Stored records:
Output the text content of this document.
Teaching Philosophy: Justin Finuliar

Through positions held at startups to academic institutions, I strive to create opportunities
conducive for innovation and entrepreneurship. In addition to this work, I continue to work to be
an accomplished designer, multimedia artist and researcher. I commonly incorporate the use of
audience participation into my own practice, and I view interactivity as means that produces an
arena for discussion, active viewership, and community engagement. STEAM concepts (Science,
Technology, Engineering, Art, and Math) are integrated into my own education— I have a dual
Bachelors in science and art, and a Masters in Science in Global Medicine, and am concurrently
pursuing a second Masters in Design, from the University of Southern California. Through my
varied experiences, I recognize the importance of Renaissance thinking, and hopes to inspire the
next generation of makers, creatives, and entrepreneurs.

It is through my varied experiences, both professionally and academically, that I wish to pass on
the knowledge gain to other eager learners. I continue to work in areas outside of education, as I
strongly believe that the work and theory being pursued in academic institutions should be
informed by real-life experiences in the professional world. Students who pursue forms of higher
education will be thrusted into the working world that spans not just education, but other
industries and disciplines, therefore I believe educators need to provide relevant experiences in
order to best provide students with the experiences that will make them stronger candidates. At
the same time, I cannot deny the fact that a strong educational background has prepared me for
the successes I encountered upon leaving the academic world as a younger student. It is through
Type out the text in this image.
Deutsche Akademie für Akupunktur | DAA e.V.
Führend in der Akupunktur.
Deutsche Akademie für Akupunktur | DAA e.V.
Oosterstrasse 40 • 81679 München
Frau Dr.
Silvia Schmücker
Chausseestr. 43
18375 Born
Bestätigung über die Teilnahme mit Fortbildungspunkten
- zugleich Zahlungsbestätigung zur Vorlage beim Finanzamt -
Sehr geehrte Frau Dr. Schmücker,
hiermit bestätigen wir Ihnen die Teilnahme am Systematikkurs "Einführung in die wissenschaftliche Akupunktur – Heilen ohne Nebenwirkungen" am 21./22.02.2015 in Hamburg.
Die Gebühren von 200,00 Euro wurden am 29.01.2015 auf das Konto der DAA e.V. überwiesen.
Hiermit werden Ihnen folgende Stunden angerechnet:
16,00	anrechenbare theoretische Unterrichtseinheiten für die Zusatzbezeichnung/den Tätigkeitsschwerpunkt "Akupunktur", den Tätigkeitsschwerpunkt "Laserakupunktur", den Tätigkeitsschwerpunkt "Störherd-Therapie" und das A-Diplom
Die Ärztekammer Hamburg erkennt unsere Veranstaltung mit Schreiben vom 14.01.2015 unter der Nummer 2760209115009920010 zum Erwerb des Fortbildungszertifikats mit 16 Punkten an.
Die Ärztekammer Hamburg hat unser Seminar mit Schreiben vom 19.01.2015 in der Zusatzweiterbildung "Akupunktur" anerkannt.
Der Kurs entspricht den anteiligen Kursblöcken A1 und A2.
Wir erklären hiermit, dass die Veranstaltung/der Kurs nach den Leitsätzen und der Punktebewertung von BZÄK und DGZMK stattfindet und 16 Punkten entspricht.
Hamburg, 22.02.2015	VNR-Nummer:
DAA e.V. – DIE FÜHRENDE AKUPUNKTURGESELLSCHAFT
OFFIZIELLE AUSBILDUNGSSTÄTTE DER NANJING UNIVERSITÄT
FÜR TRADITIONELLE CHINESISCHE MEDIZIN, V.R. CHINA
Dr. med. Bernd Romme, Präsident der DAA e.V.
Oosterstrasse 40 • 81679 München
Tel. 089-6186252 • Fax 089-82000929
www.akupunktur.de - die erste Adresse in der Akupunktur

- **What is needed**:
Collect every line from the records above that contains the word "Veranstaltung".

- **Final answer**:
Die Ärztekammer Hamburg erkennt unsere Veranstaltung mit Schreiben vom 14.01.2015 unter der Nummer 2760209115009920010 zum Erwerb des Fortbildungszertifikats mit 16 Punkten an.
Wir erklären hiermit, dass die Veranstaltung/der Kurs nach den Leitsätzen und der Punktebewertung von BZÄK und DGZMK stattfindet und 16 Punkten entspricht.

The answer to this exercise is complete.